Look through the data below and return each line where "service" appears.

Extracted data entries
────────────────────

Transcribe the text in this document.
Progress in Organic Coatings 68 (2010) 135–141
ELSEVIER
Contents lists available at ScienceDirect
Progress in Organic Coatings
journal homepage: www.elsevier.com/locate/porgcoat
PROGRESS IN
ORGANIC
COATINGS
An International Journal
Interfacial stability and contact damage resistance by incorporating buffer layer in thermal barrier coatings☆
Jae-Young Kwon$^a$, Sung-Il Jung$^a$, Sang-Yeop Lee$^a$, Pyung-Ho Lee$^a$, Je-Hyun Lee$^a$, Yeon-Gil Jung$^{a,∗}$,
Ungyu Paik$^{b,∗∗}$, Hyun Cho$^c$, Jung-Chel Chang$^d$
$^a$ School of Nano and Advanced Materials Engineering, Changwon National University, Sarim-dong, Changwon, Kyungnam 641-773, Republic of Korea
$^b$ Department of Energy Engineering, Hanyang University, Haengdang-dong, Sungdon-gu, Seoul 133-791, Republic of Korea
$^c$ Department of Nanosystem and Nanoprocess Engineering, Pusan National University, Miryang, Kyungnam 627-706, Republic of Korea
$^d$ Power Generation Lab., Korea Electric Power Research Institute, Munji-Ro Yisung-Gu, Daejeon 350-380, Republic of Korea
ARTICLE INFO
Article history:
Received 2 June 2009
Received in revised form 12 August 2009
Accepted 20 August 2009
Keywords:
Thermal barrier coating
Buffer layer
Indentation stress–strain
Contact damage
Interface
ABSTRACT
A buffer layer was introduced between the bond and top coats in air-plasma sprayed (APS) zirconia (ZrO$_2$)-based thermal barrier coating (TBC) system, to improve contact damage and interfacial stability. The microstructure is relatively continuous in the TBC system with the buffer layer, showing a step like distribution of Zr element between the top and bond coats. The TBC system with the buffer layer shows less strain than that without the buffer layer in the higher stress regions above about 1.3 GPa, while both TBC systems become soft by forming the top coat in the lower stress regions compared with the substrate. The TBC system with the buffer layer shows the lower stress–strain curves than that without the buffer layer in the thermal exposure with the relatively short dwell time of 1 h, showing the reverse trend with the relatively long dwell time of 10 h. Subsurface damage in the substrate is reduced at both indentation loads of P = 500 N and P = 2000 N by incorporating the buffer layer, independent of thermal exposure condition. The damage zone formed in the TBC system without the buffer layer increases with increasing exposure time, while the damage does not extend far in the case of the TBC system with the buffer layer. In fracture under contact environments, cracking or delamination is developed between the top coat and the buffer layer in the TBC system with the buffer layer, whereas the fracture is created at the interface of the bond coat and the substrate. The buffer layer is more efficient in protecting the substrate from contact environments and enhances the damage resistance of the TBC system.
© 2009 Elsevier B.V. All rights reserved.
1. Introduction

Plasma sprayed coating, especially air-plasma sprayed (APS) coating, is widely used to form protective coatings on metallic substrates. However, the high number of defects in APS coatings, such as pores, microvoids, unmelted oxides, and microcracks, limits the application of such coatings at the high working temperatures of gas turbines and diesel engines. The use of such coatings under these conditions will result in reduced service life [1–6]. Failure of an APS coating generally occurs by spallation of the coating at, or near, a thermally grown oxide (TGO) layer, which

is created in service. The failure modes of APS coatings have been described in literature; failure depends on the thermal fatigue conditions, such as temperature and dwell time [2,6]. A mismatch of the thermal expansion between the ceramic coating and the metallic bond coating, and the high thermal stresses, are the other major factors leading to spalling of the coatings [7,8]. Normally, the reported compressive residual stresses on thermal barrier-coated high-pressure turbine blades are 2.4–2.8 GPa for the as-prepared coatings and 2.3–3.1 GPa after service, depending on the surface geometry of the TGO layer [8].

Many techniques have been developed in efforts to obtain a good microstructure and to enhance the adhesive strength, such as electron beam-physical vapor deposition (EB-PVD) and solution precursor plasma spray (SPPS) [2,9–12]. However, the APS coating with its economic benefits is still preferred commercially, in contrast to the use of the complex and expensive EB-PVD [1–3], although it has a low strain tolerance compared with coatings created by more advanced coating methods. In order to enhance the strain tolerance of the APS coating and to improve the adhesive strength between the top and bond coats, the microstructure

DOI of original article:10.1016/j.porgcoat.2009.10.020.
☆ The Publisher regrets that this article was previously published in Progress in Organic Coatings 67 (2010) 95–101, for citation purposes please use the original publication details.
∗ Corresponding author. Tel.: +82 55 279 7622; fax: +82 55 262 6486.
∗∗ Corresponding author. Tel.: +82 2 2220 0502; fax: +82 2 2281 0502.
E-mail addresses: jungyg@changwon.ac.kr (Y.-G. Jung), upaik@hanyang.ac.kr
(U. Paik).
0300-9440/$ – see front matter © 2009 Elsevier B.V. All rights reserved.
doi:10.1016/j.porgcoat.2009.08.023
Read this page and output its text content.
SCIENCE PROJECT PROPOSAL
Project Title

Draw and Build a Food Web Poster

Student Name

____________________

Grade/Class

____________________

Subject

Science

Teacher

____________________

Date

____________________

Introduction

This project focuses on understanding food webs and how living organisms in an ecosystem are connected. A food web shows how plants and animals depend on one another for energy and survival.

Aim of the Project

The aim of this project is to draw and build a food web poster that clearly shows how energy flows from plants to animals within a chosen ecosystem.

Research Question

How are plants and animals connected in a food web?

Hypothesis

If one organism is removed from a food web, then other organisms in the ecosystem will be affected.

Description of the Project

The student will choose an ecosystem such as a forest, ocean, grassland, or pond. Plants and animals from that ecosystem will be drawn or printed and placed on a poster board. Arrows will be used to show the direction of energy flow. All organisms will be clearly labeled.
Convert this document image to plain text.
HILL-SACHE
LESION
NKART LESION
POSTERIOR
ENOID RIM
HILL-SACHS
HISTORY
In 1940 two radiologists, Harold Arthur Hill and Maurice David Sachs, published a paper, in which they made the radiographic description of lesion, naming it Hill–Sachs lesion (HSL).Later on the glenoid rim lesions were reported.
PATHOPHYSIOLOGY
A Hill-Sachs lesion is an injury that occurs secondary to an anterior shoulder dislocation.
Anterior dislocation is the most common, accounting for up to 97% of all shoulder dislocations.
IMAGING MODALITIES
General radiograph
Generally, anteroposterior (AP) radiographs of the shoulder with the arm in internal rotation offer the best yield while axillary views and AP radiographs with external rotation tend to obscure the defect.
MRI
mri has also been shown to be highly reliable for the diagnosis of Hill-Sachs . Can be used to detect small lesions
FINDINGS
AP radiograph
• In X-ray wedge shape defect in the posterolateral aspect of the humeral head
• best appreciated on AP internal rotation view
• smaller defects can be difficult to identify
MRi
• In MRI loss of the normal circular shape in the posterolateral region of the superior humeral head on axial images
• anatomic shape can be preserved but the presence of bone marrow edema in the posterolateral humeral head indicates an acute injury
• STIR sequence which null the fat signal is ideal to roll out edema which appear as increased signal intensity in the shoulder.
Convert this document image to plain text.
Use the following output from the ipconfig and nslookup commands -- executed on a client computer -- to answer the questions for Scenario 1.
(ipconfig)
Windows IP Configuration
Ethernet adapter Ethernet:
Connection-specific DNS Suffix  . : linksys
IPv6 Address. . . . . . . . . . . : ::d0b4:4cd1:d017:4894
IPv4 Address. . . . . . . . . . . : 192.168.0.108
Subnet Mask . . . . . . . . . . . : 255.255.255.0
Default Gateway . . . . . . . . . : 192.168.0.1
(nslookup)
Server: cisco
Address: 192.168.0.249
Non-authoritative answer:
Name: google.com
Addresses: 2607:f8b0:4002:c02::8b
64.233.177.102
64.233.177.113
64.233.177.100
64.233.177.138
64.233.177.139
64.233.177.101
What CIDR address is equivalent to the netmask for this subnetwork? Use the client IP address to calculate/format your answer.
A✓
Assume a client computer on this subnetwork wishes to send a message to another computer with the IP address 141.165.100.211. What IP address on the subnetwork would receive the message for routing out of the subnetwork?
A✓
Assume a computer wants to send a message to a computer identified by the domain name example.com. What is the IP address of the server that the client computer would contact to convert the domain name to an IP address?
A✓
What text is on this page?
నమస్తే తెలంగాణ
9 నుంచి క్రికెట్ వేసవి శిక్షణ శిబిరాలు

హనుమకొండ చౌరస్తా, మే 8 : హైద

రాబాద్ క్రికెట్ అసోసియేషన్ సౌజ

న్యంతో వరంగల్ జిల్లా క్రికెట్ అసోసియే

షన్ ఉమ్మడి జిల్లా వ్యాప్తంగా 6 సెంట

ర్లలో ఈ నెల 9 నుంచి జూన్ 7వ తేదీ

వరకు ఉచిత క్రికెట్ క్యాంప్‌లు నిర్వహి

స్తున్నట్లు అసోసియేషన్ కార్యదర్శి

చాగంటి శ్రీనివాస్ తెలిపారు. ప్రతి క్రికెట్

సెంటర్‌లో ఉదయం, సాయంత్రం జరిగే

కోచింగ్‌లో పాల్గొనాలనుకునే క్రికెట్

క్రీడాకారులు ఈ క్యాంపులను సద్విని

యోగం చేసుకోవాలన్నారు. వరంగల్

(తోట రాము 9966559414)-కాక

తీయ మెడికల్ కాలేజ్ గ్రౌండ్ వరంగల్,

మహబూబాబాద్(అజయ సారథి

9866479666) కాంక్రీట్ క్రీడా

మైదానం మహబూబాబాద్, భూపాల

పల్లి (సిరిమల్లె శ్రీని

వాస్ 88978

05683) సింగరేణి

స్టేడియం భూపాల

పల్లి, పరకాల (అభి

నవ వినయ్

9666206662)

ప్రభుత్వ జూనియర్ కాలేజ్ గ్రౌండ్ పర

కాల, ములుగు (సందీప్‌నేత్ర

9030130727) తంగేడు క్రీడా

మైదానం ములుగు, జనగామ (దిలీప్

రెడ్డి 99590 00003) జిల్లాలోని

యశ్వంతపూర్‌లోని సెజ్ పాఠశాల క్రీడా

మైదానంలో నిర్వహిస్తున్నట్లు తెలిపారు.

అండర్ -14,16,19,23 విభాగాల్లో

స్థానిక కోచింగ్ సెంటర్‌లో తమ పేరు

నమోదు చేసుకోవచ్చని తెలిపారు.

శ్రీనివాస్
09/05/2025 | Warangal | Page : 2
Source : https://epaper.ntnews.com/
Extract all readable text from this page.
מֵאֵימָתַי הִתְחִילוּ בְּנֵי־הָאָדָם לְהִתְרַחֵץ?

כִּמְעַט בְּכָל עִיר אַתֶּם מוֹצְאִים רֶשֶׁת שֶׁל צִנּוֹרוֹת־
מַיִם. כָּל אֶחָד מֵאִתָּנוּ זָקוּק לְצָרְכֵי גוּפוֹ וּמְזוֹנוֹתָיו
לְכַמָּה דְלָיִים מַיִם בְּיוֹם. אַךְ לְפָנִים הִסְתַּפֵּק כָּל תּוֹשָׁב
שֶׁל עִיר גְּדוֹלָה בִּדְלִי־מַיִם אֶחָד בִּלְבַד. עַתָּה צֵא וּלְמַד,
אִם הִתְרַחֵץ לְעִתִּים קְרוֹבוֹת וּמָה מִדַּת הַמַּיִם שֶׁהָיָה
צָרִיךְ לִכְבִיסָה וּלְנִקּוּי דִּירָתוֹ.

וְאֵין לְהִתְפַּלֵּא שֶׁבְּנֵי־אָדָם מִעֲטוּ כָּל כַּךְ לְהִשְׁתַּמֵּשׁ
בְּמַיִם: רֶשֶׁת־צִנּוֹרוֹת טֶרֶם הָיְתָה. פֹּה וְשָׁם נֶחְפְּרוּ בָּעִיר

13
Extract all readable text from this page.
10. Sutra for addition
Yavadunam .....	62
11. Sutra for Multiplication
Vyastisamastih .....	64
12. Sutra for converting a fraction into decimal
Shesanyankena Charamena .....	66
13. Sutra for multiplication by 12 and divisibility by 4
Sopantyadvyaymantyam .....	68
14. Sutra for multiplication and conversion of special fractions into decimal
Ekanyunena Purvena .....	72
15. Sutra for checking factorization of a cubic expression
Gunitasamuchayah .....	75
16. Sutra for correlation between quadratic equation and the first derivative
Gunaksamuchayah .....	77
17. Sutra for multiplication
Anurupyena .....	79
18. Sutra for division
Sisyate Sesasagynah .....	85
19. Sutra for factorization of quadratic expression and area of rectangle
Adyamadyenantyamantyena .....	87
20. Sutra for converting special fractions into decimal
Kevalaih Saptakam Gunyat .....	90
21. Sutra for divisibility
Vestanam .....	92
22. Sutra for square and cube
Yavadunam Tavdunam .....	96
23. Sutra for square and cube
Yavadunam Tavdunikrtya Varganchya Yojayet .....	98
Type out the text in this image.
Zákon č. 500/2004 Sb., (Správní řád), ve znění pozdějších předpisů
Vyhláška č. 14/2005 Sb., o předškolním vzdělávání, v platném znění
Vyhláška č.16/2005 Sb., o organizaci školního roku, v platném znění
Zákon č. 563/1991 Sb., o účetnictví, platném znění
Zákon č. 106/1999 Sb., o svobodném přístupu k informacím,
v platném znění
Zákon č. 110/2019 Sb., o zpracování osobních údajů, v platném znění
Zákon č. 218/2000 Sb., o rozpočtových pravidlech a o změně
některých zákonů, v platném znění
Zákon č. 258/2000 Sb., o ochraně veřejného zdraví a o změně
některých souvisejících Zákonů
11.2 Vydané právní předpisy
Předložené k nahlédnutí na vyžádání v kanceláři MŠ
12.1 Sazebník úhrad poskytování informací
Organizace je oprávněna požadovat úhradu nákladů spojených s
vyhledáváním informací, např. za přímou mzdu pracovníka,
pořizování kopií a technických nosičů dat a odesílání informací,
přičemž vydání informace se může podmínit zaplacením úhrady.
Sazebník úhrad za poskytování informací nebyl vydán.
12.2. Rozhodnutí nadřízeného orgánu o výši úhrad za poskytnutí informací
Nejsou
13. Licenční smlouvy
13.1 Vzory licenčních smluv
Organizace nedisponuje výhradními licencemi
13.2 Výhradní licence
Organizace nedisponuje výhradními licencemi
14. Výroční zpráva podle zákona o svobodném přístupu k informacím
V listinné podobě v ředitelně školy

────────────────────

EXERCISE SOLUTION:
Plasma sprayed coating, especially air-plasma sprayed (APS) coating, is widely used to form protective coatings on metallic substrates. However, the high number of defects in APS coatings, such as pores, microvoids, unmelted oxides, and microcracks, limits the application of such coatings at the high working temperatures of gas turbines and diesel engines. The use of such coatings under these conditions will result in reduced service life [1–6]. Failure of an APS coating generally occurs by spallation of the coating at, or near, a thermally grown oxide (TGO) layer, which
is created in service. The failure modes of APS coatings have been described in literature; failure depends on the thermal fatigue conditions, such as temperature and dwell time [2,6]. A mismatch of the thermal expansion between the ceramic coating and the metallic bond coating, and the high thermal stresses, are the other major factors leading to spalling of the coatings [7,8]. Normally, the reported compressive residual stresses on thermal barrier-coated high-pressure turbine blades are 2.4–2.8 GPa for the as-prepared coatings and 2.3–3.1 GPa after service, depending on the surface geometry of the TGO layer [8].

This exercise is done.